I'm the obsessive sort when I allow myself to be, and the past two years have been all about walking. However, today I got out the elderly bicycle and tooled around Midtown a bit.
When I say elderly ...
... that's the very same bike supporting my girth in 2004, along with my friends Bob and Tim, as well as a local horse trolling for apples. We're somewhere in the Ardennes hills of southeastern Belgium, in the process of visiting all the brewing monasteries in Belgium.
We called it the Tour de Trappist, and it was a blast.
The Ohio River Greenway has been back in the news the past couple of days, with work slated to begin on the third of four sections running through New Albany territory (from 8th Street to 18th Street). There is talk of the bridge across Silver Creek finally being started early next year.

* GIVEN INFORMATION:
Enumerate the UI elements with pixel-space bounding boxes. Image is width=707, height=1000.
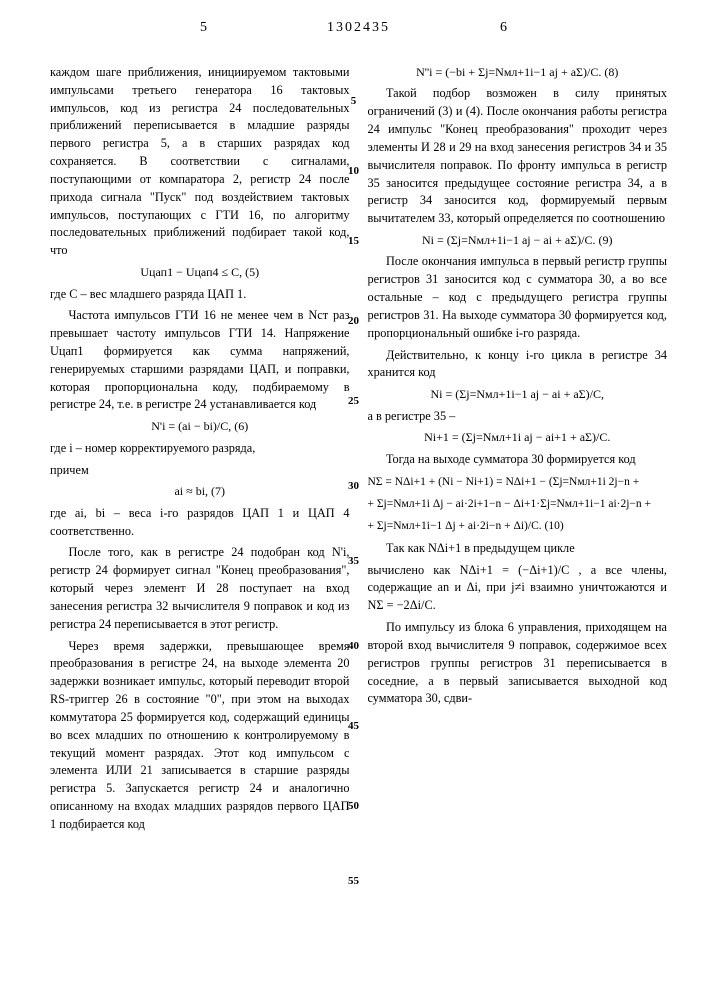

==

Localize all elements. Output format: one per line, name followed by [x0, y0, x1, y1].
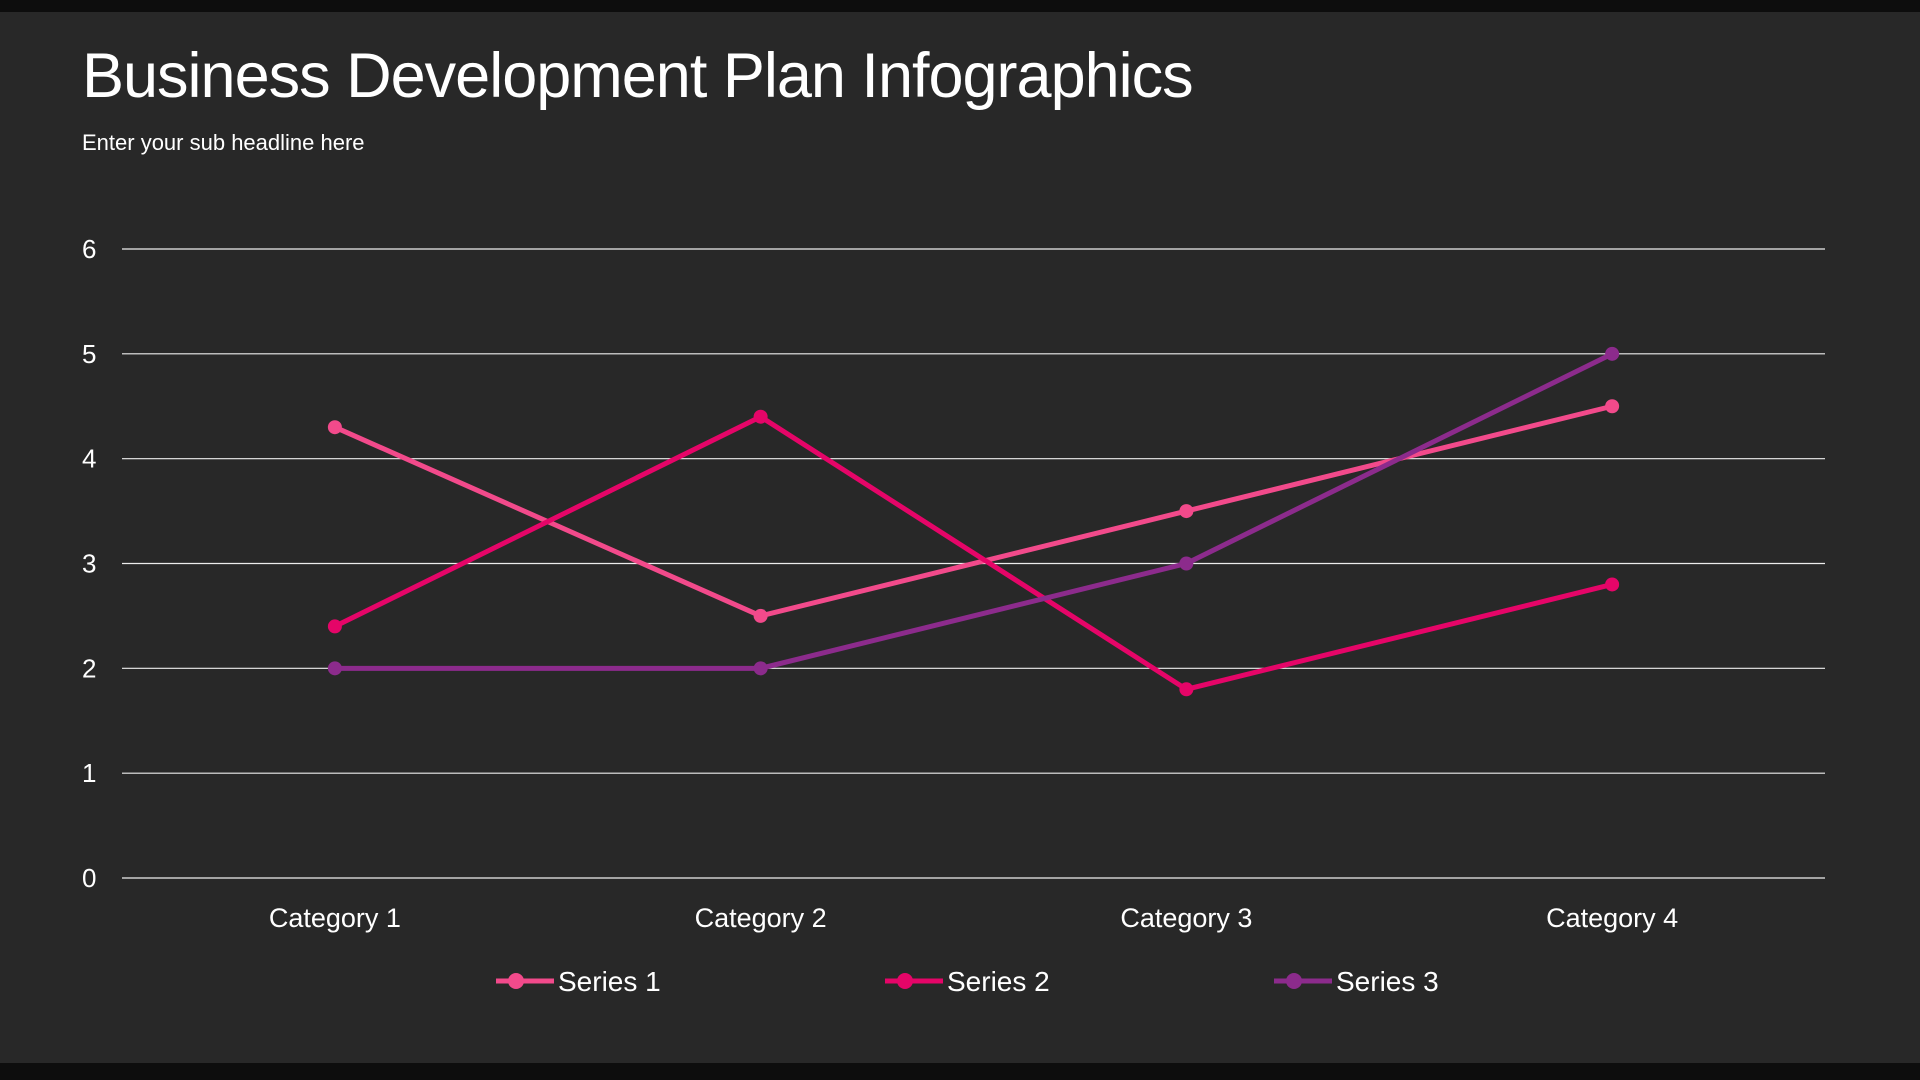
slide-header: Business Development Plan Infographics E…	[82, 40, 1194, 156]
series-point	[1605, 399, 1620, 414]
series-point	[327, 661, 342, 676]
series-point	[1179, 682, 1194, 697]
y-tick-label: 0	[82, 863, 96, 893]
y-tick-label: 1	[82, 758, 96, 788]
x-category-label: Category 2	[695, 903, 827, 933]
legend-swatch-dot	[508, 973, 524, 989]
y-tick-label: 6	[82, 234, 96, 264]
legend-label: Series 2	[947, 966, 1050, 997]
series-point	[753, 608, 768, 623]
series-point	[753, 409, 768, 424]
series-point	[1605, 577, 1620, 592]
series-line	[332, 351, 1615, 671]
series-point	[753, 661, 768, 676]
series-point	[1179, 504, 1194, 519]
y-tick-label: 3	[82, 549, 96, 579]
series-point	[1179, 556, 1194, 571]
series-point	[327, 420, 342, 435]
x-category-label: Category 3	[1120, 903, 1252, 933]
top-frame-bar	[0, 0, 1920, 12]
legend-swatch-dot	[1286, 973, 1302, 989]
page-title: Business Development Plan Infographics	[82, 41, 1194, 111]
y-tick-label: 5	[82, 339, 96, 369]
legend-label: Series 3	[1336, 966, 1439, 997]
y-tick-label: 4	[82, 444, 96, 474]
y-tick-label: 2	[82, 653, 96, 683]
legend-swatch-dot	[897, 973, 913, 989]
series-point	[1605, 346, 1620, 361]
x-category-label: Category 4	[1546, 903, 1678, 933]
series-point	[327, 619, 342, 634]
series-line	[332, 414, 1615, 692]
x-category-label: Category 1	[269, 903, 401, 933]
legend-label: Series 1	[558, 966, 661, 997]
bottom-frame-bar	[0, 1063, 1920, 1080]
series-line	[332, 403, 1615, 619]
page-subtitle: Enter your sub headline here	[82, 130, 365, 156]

--

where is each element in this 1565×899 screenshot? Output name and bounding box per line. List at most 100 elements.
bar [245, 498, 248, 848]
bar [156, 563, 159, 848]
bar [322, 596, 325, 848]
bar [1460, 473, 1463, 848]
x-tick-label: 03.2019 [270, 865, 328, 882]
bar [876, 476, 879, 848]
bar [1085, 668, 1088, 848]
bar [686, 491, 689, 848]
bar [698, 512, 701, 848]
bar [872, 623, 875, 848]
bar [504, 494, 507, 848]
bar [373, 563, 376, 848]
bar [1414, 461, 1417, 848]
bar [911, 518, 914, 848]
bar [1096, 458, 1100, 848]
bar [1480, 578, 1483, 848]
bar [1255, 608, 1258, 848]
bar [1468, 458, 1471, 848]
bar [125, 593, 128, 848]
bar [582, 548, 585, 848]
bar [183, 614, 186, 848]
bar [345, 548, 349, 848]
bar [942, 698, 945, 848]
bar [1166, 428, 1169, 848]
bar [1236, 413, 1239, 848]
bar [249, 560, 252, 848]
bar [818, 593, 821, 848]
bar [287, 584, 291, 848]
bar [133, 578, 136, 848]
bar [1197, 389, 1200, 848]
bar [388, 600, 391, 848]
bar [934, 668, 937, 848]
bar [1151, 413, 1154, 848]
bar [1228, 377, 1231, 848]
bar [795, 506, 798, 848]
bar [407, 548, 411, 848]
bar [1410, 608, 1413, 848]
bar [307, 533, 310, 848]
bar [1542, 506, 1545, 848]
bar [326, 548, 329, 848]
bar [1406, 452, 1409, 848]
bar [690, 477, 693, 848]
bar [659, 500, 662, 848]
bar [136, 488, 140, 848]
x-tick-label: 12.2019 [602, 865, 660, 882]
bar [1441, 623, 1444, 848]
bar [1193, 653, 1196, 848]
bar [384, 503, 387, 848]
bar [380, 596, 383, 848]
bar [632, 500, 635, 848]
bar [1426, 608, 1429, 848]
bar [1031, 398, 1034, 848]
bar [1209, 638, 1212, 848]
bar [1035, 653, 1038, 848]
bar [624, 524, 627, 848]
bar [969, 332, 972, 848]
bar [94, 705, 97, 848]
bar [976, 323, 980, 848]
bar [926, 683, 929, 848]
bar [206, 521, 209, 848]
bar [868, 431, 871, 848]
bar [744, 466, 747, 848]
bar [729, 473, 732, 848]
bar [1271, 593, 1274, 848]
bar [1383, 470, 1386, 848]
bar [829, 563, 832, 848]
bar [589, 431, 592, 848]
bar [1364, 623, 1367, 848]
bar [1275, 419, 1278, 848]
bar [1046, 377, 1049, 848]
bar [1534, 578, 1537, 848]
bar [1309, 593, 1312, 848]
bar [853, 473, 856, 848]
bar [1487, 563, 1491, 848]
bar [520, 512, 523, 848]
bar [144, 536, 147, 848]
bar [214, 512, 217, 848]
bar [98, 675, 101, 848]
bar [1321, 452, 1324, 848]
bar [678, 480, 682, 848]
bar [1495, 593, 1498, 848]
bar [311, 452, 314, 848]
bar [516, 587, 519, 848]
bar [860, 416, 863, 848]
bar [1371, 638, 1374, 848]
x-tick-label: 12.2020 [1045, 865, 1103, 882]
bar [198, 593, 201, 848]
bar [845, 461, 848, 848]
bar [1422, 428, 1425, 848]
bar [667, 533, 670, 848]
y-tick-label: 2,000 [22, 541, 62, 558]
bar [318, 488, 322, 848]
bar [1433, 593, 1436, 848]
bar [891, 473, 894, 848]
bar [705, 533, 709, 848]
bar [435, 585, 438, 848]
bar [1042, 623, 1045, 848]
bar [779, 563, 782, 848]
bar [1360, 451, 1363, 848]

* STATED TASK 1:
Echo the bicycle post word for word, starting at "The Ohio River" and ending at "early next year.".
* STATED TASK 2:
Shorten the paragraph of the bicycle post that begins "The Ohio River Greenway has been back in the news," keeping its main facts.
The listing is separate material from the bicycle post.

* FINAL RESULT 1:
The Ohio River Greenway has been back in the news the past couple of days, with work slated to begin on the third of four sections running through New Albany territory (from 8th Street to 18th Street). There is talk of the bridge across Silver Creek finally being started early next year.

* FINAL RESULT 2:
The Ohio River Greenway is in the news again. Work is set to begin on the third of four New Albany sections, from 8th Street to 18th Street. The Silver Creek bridge may finally be started early next year.